**Task details:**
Print the records again, character for character.

**Data supplied:**
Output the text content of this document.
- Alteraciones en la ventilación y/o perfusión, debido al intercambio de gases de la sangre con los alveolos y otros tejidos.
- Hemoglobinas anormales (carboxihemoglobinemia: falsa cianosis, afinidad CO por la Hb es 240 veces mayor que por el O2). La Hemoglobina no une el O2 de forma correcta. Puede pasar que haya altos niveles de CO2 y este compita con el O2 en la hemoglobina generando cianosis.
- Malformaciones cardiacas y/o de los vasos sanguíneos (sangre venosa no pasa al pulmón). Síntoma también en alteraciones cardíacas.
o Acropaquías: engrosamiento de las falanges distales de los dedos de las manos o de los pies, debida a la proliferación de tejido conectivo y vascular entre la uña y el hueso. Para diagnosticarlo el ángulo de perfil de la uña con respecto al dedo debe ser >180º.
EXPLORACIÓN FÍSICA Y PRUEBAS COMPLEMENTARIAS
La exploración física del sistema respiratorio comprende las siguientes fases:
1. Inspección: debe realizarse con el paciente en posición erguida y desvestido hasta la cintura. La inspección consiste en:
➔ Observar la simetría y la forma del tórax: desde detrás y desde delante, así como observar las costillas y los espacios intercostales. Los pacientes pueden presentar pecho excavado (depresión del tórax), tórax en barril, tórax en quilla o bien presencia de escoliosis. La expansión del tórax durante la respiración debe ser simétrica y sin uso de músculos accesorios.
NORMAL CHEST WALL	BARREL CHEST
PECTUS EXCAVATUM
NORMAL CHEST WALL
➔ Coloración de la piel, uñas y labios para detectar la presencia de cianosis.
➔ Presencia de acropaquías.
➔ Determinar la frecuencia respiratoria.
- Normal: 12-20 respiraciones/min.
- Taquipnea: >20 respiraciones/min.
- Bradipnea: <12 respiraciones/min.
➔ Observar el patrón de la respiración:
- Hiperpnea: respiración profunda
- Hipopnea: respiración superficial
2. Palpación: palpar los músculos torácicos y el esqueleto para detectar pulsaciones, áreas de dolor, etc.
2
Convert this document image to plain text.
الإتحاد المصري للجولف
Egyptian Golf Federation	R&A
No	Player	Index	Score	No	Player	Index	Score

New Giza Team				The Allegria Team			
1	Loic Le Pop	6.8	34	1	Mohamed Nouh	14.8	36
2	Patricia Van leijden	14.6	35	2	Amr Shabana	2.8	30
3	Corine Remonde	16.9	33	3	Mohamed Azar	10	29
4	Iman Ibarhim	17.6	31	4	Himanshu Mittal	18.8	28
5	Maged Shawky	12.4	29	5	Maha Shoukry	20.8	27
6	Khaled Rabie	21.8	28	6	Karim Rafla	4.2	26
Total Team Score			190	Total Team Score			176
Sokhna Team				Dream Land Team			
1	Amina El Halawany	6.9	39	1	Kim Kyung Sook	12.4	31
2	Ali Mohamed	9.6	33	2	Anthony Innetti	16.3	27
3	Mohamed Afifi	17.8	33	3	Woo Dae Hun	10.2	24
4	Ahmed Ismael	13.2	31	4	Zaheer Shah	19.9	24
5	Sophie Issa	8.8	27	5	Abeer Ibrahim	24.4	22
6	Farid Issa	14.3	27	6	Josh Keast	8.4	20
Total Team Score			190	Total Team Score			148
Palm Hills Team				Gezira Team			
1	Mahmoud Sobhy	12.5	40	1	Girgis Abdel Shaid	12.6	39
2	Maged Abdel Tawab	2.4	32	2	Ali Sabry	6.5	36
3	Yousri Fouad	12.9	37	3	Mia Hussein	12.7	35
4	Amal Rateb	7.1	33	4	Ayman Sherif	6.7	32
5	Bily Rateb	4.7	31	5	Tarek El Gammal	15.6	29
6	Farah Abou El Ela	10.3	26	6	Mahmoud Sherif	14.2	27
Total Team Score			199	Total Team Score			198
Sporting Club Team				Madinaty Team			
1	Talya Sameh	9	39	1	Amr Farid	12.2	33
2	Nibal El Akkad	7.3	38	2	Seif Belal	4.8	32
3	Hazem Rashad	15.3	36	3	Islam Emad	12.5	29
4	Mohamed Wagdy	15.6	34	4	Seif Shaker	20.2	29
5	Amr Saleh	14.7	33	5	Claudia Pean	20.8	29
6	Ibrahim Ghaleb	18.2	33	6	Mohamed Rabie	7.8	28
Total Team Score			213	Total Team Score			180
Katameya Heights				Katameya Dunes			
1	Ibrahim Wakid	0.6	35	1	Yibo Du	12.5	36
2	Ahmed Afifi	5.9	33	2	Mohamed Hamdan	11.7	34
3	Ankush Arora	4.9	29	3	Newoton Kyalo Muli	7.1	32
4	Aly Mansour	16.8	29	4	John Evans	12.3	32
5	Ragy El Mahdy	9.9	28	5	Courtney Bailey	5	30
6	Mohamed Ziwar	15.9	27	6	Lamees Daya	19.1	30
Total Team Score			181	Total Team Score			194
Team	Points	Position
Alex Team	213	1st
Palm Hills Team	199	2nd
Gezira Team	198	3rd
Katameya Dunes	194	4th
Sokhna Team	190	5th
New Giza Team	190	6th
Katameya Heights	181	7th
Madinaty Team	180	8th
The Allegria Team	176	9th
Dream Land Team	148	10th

**Complete output:**
Output the text content of this document.
- Alteraciones en la ventilación y/o perfusión, debido al intercambio de gases de la sangre con los alveolos y otros tejidos.
- Hemoglobinas anormales (carboxihemoglobinemia: falsa cianosis, afinidad CO por la Hb es 240 veces mayor que por el O2). La Hemoglobina no une el O2 de forma correcta. Puede pasar que haya altos niveles de CO2 y este compita con el O2 en la hemoglobina generando cianosis.
- Malformaciones cardiacas y/o de los vasos sanguíneos (sangre venosa no pasa al pulmón). Síntoma también en alteraciones cardíacas.
o Acropaquías: engrosamiento de las falanges distales de los dedos de las manos o de los pies, debida a la proliferación de tejido conectivo y vascular entre la uña y el hueso. Para diagnosticarlo el ángulo de perfil de la uña con respecto al dedo debe ser >180º.
EXPLORACIÓN FÍSICA Y PRUEBAS COMPLEMENTARIAS
La exploración física del sistema respiratorio comprende las siguientes fases:
1. Inspección: debe realizarse con el paciente en posición erguida y desvestido hasta la cintura. La inspección consiste en:
➔ Observar la simetría y la forma del tórax: desde detrás y desde delante, así como observar las costillas y los espacios intercostales. Los pacientes pueden presentar pecho excavado (depresión del tórax), tórax en barril, tórax en quilla o bien presencia de escoliosis. La expansión del tórax durante la respiración debe ser simétrica y sin uso de músculos accesorios.
NORMAL CHEST WALL	BARREL CHEST
PECTUS EXCAVATUM
NORMAL CHEST WALL
➔ Coloración de la piel, uñas y labios para detectar la presencia de cianosis.
➔ Presencia de acropaquías.
➔ Determinar la frecuencia respiratoria.
- Normal: 12-20 respiraciones/min.
- Taquipnea: >20 respiraciones/min.
- Bradipnea: <12 respiraciones/min.
➔ Observar el patrón de la respiración:
- Hiperpnea: respiración profunda
- Hipopnea: respiración superficial
2. Palpación: palpar los músculos torácicos y el esqueleto para detectar pulsaciones, áreas de dolor, etc.
2
Convert this document image to plain text.
الإتحاد المصري للجولف
Egyptian Golf Federation	R&A
No	Player	Index	Score	No	Player	Index	Score

New Giza Team				The Allegria Team			
1	Loic Le Pop	6.8	34	1	Mohamed Nouh	14.8	36
2	Patricia Van leijden	14.6	35	2	Amr Shabana	2.8	30
3	Corine Remonde	16.9	33	3	Mohamed Azar	10	29
4	Iman Ibarhim	17.6	31	4	Himanshu Mittal	18.8	28
5	Maged Shawky	12.4	29	5	Maha Shoukry	20.8	27
6	Khaled Rabie	21.8	28	6	Karim Rafla	4.2	26
Total Team Score			190	Total Team Score			176
Sokhna Team				Dream Land Team			
1	Amina El Halawany	6.9	39	1	Kim Kyung Sook	12.4	31
2	Ali Mohamed	9.6	33	2	Anthony Innetti	16.3	27
3	Mohamed Afifi	17.8	33	3	Woo Dae Hun	10.2	24
4	Ahmed Ismael	13.2	31	4	Zaheer Shah	19.9	24
5	Sophie Issa	8.8	27	5	Abeer Ibrahim	24.4	22
6	Farid Issa	14.3	27	6	Josh Keast	8.4	20
Total Team Score			190	Total Team Score			148
Palm Hills Team				Gezira Team			
1	Mahmoud Sobhy	12.5	40	1	Girgis Abdel Shaid	12.6	39
2	Maged Abdel Tawab	2.4	32	2	Ali Sabry	6.5	36
3	Yousri Fouad	12.9	37	3	Mia Hussein	12.7	35
4	Amal Rateb	7.1	33	4	Ayman Sherif	6.7	32
5	Bily Rateb	4.7	31	5	Tarek El Gammal	15.6	29
6	Farah Abou El Ela	10.3	26	6	Mahmoud Sherif	14.2	27
Total Team Score			199	Total Team Score			198
Sporting Club Team				Madinaty Team			
1	Talya Sameh	9	39	1	Amr Farid	12.2	33
2	Nibal El Akkad	7.3	38	2	Seif Belal	4.8	32
3	Hazem Rashad	15.3	36	3	Islam Emad	12.5	29
4	Mohamed Wagdy	15.6	34	4	Seif Shaker	20.2	29
5	Amr Saleh	14.7	33	5	Claudia Pean	20.8	29
6	Ibrahim Ghaleb	18.2	33	6	Mohamed Rabie	7.8	28
Total Team Score			213	Total Team Score			180
Katameya Heights				Katameya Dunes			
1	Ibrahim Wakid	0.6	35	1	Yibo Du	12.5	36
2	Ahmed Afifi	5.9	33	2	Mohamed Hamdan	11.7	34
3	Ankush Arora	4.9	29	3	Newoton Kyalo Muli	7.1	32
4	Aly Mansour	16.8	29	4	John Evans	12.3	32
5	Ragy El Mahdy	9.9	28	5	Courtney Bailey	5	30
6	Mohamed Ziwar	15.9	27	6	Lamees Daya	19.1	30
Total Team Score			181	Total Team Score			194
Team	Points	Position
Alex Team	213	1st
Palm Hills Team	199	2nd
Gezira Team	198	3rd
Katameya Dunes	194	4th
Sokhna Team	190	5th
New Giza Team	190	6th
Katameya Heights	181	7th
Madinaty Team	180	8th
The Allegria Team	176	9th
Dream Land Team	148	10th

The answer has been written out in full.